┌────────

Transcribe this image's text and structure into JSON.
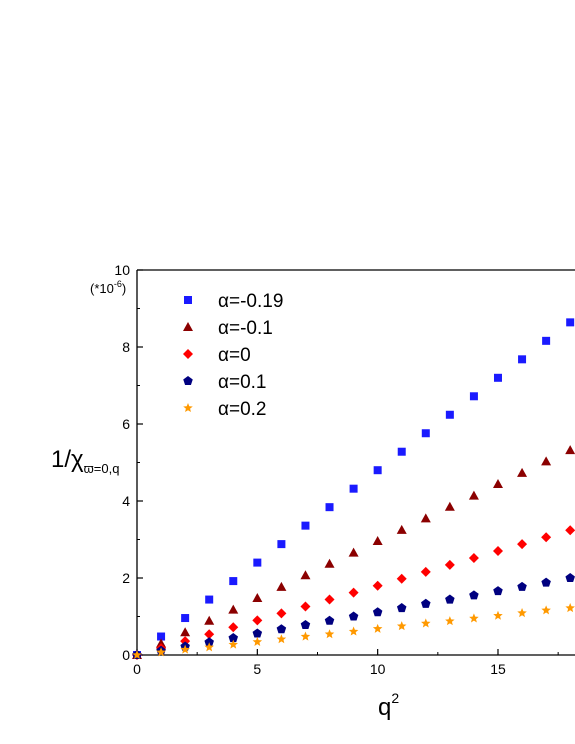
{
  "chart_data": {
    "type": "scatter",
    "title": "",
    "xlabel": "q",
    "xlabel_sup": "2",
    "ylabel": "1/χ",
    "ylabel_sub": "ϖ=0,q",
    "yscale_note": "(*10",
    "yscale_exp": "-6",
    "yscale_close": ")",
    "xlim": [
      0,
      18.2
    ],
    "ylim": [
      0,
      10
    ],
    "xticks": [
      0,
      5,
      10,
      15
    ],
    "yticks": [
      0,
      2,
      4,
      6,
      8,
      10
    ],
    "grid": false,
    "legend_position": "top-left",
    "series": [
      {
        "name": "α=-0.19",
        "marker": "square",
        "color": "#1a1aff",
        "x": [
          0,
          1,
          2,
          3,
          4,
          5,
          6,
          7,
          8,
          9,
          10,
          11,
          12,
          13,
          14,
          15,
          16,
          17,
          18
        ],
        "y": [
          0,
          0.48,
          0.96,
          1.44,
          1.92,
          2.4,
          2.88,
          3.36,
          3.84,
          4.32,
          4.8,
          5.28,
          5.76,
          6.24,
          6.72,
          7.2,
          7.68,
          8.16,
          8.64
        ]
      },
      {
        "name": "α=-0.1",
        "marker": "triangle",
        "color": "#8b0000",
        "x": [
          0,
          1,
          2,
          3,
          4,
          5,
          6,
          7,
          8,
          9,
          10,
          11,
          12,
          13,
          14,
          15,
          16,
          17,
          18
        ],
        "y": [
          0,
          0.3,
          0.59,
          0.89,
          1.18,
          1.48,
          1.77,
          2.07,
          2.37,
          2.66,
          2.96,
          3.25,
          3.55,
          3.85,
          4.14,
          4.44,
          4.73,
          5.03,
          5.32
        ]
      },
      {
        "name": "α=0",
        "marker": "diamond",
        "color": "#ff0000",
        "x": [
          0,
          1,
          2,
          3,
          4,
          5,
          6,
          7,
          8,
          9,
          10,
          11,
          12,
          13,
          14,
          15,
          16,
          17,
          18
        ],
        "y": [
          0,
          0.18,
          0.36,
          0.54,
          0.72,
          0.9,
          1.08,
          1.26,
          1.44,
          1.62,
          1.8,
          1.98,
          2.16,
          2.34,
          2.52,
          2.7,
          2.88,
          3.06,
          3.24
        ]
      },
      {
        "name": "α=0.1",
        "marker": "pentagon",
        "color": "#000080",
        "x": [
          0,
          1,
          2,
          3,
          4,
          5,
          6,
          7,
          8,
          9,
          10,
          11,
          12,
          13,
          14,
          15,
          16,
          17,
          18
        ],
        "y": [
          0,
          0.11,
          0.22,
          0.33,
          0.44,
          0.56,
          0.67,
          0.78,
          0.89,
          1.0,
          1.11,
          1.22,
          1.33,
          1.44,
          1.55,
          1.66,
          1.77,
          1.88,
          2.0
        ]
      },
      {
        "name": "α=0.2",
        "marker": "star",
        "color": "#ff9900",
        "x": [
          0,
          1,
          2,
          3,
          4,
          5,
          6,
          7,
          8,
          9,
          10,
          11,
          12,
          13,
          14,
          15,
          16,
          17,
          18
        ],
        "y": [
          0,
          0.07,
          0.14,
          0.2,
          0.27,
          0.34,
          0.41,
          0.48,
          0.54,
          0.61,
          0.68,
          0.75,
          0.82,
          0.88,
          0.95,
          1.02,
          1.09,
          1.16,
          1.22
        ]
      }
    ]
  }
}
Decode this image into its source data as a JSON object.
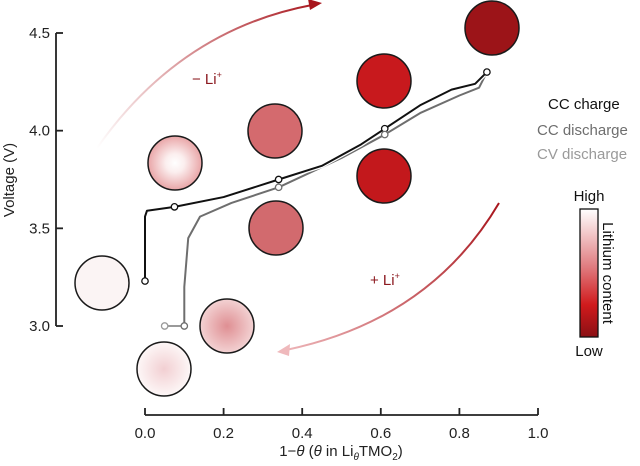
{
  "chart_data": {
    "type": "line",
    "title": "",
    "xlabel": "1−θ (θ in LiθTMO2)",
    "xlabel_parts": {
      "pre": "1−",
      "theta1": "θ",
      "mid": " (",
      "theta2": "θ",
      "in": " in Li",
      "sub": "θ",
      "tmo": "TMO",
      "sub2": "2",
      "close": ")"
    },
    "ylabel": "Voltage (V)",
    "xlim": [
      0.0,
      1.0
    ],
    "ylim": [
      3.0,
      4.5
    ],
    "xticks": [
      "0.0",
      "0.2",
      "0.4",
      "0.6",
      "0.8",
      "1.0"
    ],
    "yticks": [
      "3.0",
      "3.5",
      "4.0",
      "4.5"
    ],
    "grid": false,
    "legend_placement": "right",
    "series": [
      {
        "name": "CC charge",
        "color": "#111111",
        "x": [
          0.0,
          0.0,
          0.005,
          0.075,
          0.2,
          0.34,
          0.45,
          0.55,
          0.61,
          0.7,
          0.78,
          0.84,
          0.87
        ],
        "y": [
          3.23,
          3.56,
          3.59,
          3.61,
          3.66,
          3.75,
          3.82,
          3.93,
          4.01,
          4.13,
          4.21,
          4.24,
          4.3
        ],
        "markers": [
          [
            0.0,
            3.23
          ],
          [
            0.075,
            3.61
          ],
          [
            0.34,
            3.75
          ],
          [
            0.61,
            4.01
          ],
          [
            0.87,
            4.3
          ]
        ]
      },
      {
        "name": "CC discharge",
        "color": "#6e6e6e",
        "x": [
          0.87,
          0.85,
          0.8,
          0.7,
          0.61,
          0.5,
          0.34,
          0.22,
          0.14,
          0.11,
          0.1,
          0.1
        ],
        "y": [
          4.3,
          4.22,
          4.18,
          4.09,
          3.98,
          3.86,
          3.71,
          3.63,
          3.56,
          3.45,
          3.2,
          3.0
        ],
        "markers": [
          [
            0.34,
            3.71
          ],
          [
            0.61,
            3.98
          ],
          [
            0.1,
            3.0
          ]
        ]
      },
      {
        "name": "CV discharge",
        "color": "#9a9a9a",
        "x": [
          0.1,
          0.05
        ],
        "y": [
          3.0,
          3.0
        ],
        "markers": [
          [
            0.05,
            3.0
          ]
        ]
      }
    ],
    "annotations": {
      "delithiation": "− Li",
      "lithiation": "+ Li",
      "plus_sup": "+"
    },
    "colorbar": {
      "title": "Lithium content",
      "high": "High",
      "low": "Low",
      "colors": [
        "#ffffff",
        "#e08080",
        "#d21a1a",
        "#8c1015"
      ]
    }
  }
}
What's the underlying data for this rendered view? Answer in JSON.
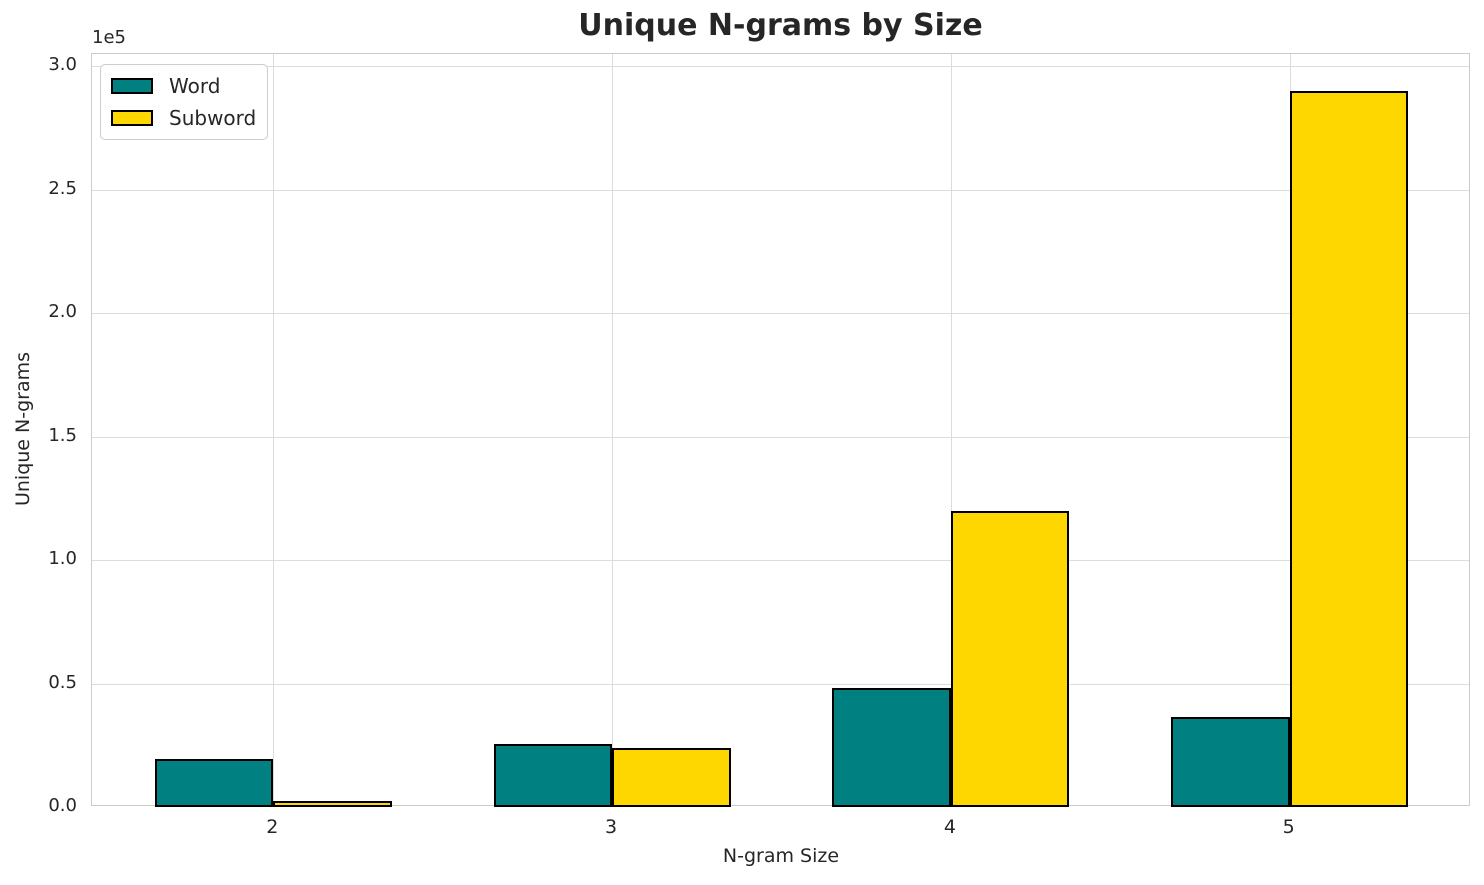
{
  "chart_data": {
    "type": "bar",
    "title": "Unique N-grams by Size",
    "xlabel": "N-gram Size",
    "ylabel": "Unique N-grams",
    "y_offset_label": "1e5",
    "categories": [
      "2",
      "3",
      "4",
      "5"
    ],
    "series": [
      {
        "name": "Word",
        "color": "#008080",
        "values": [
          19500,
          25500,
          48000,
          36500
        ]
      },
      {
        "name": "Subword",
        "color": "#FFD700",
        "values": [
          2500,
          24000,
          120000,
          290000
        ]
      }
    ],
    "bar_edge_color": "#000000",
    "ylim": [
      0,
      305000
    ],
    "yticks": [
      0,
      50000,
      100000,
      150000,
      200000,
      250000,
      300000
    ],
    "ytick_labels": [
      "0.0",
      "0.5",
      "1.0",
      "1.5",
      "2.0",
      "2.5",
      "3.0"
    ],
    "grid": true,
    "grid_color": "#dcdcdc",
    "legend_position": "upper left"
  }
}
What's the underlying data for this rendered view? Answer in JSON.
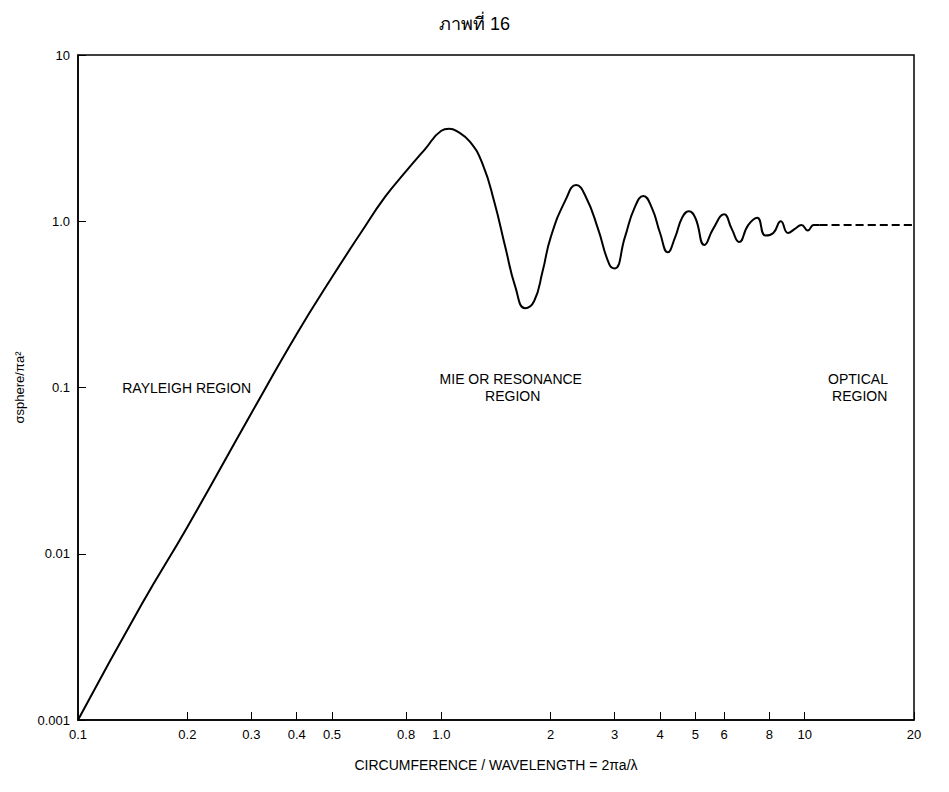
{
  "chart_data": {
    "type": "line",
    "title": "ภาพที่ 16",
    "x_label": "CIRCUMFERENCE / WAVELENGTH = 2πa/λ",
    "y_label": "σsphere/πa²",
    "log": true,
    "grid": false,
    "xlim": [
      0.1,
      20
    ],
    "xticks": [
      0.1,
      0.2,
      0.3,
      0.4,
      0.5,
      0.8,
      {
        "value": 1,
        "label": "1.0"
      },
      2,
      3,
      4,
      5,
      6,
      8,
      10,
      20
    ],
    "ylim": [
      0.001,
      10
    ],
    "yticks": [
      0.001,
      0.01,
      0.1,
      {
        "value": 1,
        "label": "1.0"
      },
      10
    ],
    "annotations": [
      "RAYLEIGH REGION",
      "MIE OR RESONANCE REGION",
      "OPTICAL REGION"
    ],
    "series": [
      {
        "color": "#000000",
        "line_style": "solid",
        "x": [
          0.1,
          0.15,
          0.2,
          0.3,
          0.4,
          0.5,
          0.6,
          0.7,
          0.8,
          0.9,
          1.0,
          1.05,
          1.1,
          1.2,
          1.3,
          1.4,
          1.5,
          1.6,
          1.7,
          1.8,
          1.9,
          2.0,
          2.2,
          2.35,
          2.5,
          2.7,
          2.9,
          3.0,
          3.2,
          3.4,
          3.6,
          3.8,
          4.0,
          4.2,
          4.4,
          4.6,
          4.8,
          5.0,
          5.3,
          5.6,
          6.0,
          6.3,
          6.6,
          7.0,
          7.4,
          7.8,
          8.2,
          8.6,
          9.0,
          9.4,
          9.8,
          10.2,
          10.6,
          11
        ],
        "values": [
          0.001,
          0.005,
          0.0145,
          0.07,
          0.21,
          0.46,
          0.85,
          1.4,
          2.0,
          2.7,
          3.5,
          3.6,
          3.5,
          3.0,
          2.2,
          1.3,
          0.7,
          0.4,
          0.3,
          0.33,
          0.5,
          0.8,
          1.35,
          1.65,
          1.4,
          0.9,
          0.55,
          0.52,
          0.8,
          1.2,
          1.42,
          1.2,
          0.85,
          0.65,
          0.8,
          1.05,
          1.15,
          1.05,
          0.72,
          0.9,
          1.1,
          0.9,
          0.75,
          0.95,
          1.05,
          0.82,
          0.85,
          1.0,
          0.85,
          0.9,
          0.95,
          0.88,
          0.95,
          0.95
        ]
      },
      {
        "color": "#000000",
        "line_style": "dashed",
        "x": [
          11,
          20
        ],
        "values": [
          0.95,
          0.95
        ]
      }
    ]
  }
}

└────────

EXERCISE TASK =
Lines that hold "name" are the ones to copy; find all of them.

COMPLETED TASK =
        "name": "α=-0.19",
        "name": "α=-0.1",
        "name": "α=0",
        "name": "α=0.1",
        "name": "α=0.2",
        "name": "CC charge",
        "name": "CC discharge",
        "name": "CV discharge",
        "name": "Word",
        "name": "Subword",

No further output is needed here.